Short problem → Pick out all lines with the word "goals" from the records that follow.

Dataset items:

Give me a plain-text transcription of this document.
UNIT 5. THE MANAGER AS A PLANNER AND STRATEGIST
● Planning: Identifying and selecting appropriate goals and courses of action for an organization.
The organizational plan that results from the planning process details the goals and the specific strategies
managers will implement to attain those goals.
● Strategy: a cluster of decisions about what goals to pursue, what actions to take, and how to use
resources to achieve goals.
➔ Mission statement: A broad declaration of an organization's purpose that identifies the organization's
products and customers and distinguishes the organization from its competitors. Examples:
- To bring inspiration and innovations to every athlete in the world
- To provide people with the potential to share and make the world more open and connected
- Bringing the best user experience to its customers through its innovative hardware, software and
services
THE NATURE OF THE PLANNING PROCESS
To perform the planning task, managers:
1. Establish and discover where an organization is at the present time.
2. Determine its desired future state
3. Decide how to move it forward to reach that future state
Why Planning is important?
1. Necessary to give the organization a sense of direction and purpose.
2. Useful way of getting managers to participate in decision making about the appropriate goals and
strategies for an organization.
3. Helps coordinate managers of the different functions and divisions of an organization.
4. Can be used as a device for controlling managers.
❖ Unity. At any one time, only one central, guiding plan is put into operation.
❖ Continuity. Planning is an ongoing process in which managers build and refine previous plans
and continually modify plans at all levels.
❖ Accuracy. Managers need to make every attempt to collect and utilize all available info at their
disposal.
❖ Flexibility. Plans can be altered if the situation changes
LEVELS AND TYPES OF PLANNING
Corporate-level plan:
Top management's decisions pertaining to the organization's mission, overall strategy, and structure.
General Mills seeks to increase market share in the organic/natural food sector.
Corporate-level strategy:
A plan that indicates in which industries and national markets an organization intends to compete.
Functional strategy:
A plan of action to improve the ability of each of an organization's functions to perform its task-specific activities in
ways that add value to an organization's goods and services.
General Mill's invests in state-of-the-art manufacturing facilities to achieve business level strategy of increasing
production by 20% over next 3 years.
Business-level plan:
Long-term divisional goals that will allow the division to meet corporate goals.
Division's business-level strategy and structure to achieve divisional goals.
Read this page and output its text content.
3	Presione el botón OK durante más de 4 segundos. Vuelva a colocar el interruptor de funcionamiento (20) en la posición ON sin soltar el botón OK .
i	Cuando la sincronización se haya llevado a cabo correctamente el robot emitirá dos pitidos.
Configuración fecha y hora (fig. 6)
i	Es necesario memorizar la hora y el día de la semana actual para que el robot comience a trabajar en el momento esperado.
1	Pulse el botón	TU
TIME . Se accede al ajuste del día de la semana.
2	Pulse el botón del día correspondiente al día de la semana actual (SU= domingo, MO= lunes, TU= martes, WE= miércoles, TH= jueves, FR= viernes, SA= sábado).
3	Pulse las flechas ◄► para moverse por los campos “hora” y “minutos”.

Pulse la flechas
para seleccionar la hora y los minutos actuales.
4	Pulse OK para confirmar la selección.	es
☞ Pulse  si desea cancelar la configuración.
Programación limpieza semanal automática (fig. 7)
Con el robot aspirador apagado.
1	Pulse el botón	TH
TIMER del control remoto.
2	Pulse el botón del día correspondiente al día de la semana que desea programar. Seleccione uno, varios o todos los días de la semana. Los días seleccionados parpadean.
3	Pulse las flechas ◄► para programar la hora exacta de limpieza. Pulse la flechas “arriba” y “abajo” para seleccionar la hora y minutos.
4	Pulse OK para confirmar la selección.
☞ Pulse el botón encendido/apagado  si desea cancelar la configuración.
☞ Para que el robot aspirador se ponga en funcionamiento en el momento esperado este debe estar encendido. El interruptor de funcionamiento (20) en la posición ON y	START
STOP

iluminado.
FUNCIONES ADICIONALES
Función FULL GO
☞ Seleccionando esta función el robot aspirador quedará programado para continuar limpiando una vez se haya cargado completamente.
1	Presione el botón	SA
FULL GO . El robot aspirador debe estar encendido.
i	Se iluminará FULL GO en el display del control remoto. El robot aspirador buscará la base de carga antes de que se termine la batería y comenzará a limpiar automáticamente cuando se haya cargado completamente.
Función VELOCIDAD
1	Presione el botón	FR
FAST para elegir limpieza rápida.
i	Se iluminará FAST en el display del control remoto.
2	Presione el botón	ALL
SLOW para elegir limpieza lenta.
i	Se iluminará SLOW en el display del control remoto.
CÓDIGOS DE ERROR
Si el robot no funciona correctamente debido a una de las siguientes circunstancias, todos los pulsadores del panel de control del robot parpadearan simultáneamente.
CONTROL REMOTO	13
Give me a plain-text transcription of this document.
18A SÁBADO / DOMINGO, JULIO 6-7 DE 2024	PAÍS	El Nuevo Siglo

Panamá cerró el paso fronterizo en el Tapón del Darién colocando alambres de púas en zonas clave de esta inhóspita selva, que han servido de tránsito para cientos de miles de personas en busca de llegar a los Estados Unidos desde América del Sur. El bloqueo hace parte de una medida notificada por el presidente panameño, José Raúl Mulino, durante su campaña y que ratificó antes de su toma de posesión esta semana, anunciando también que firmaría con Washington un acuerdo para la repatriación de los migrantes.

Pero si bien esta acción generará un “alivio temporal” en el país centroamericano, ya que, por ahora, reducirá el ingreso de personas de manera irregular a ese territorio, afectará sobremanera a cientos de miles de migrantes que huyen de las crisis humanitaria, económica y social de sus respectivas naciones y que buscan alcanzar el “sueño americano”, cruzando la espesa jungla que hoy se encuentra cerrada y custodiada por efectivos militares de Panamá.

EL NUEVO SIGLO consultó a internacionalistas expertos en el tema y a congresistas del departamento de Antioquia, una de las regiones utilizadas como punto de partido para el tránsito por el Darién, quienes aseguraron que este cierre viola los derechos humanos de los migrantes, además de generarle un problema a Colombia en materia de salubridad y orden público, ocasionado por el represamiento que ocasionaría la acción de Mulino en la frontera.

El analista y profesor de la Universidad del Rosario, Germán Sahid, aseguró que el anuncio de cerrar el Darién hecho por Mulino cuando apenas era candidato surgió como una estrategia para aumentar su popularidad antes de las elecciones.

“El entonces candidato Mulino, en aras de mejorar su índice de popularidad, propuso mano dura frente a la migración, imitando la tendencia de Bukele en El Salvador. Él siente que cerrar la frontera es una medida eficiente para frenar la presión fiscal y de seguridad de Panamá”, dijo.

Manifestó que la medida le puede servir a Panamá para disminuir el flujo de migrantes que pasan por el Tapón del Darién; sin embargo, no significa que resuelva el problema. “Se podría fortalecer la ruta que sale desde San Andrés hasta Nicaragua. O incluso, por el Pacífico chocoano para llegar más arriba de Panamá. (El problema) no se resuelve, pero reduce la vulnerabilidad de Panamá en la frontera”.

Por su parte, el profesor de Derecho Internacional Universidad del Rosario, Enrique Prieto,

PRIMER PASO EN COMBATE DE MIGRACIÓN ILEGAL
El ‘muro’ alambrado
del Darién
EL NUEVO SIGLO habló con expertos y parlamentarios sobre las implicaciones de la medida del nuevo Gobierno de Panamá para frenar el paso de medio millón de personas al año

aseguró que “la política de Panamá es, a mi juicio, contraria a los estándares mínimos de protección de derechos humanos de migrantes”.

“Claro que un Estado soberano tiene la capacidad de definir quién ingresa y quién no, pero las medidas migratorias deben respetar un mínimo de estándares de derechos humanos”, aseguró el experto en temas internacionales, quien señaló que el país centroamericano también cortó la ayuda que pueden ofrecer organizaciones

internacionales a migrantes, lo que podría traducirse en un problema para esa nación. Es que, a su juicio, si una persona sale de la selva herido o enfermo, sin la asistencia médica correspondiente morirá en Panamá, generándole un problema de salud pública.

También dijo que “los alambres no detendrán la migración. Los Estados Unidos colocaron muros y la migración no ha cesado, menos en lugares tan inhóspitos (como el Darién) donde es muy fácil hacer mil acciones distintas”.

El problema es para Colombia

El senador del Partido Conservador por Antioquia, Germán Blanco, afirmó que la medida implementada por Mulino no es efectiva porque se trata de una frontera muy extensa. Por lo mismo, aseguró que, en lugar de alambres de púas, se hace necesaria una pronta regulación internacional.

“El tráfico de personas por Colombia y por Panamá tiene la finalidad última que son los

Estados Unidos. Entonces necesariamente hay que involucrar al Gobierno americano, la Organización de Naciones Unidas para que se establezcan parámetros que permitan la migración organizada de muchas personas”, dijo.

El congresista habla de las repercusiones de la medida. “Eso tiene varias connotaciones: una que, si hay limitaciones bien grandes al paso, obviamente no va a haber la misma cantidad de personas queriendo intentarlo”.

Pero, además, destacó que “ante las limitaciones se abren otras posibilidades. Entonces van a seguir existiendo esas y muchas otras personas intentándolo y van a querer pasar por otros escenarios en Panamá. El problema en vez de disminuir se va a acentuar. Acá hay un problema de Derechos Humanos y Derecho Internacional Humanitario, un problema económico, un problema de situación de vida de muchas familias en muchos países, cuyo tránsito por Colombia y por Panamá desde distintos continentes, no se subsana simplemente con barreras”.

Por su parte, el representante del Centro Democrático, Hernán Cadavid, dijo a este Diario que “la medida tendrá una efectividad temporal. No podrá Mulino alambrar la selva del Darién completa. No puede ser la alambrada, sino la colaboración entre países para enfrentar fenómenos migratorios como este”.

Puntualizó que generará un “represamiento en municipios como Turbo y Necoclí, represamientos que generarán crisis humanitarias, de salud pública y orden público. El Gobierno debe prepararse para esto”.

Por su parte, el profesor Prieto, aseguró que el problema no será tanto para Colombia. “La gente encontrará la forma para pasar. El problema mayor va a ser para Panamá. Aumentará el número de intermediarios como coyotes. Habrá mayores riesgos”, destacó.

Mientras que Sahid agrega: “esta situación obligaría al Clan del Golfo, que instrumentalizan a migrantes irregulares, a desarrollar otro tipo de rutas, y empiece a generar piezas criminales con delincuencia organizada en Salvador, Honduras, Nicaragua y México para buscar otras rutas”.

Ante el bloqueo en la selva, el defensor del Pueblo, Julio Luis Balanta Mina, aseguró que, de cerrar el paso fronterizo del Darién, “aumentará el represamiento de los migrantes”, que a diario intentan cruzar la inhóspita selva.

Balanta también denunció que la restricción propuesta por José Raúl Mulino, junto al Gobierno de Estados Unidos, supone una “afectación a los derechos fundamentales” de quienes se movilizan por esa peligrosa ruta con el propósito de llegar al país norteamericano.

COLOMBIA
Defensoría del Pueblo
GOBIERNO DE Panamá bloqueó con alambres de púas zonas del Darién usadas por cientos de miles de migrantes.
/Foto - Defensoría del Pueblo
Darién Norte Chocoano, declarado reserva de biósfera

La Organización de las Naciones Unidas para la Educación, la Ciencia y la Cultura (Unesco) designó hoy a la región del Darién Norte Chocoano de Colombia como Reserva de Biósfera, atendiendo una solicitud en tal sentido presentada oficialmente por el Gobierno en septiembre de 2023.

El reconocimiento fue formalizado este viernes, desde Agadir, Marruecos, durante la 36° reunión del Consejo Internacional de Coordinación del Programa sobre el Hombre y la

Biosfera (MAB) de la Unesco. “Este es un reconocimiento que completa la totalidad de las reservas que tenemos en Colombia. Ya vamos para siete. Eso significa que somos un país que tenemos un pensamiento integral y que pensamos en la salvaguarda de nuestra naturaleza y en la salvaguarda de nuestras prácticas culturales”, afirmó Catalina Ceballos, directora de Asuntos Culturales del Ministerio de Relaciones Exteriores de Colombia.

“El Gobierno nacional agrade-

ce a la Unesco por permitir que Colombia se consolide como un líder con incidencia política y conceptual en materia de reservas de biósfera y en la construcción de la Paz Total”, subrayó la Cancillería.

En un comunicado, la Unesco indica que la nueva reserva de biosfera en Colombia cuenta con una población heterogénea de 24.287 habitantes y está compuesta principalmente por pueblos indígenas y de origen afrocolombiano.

Reply to the task →
● Planning: Identifying and selecting appropriate goals and courses of action for an organization.
The organizational plan that results from the planning process details the goals and the specific strategies
managers will implement to attain those goals.
● Strategy: a cluster of decisions about what goals to pursue, what actions to take, and how to use
resources to achieve goals.
2. Useful way of getting managers to participate in decision making about the appropriate goals and
Long-term divisional goals that will allow the division to meet corporate goals.
Division's business-level strategy and structure to achieve divisional goals.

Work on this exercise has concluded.